== INPUT MATERIAL ==

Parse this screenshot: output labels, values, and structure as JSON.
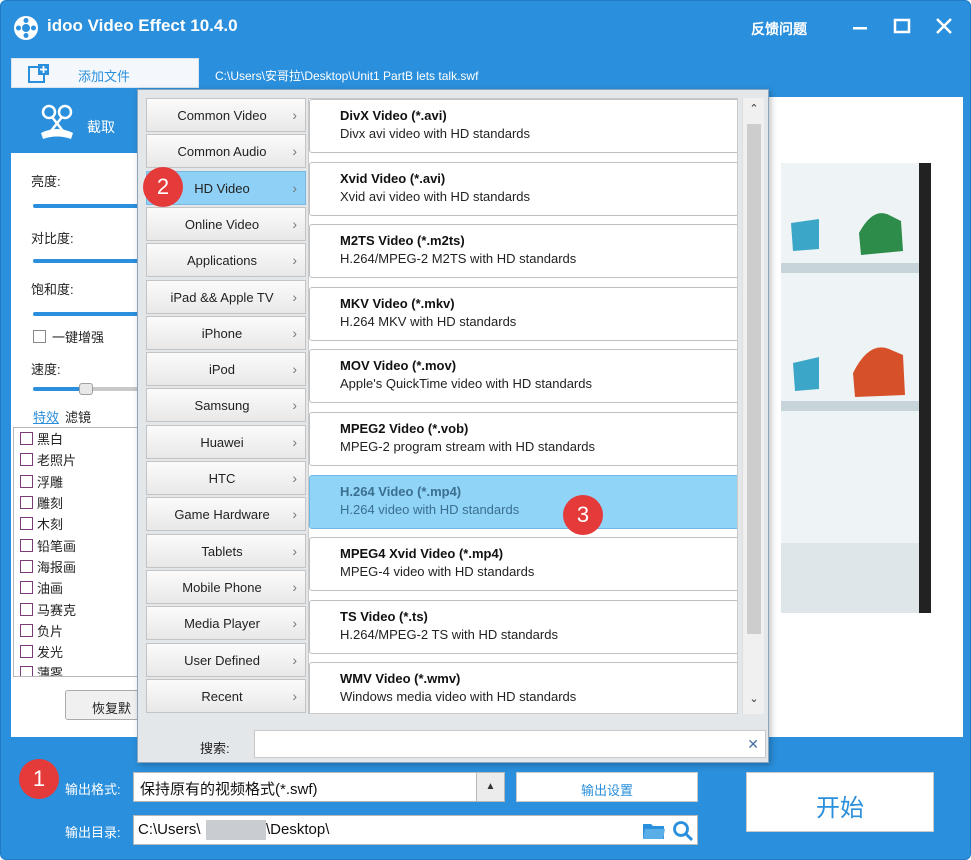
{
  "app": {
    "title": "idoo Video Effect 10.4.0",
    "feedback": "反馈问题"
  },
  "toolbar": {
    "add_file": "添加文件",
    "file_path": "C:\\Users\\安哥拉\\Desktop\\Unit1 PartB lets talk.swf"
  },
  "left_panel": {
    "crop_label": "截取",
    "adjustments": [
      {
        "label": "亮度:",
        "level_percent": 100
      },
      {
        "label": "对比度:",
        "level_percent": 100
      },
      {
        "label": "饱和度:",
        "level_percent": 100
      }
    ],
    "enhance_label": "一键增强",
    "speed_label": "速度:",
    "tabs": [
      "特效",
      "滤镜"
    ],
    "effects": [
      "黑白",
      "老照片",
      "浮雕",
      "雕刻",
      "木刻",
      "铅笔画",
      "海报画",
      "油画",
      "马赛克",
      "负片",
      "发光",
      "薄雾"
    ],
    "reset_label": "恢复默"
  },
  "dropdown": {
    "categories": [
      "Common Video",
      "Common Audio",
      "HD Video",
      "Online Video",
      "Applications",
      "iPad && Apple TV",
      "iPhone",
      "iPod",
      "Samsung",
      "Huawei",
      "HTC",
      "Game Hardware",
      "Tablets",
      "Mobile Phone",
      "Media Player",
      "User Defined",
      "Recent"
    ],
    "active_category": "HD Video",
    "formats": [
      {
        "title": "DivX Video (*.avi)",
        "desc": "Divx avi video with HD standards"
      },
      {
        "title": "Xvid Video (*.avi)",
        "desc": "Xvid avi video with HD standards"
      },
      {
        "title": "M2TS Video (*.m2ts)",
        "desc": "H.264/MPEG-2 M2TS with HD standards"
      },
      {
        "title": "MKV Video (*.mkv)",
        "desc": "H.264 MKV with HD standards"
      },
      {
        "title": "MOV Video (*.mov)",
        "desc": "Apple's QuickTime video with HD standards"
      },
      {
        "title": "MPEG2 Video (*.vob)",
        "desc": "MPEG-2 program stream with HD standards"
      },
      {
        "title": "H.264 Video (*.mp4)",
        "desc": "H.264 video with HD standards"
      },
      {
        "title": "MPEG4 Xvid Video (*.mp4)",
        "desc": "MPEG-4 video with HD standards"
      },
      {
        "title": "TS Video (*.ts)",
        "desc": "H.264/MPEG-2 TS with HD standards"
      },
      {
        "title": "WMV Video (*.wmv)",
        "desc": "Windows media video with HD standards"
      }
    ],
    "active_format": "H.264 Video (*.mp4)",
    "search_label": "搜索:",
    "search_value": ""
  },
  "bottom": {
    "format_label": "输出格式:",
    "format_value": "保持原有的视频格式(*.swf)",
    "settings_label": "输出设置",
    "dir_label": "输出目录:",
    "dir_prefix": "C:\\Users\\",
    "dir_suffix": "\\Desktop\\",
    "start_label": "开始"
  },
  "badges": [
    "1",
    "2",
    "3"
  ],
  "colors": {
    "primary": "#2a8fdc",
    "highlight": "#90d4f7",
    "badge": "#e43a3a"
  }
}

===
== INPUT MATERIAL ==

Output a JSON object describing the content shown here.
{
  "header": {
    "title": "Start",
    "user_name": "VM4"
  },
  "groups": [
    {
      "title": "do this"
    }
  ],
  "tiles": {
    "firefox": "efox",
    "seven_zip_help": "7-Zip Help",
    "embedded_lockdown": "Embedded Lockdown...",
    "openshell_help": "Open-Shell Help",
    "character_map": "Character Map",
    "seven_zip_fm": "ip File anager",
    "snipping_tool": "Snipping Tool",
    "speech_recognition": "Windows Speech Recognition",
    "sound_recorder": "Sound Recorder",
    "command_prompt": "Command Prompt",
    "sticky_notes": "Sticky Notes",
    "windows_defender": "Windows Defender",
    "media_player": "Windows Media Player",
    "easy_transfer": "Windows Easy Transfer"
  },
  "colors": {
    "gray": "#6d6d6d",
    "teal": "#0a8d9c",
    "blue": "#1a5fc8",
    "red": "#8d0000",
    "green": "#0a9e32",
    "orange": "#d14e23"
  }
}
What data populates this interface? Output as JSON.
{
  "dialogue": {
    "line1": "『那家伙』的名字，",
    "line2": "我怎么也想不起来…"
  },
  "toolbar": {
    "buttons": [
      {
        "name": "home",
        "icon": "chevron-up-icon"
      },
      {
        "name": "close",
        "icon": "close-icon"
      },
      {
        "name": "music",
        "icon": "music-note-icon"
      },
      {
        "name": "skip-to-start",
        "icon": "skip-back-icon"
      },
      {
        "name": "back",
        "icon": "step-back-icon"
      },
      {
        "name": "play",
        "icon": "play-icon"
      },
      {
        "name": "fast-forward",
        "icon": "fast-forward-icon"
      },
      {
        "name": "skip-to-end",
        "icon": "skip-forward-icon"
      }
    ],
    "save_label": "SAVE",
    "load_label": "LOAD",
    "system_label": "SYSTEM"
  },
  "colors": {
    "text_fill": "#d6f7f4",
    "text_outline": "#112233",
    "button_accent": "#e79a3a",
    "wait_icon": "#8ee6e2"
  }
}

===

## TASK REQUIREMENTS
All lines that include "Help" are to be gathered and copied.

## SOLUTION FOR THIS EXERCISE
    "seven_zip_help": "7-Zip Help",
    "openshell_help": "Open-Shell Help",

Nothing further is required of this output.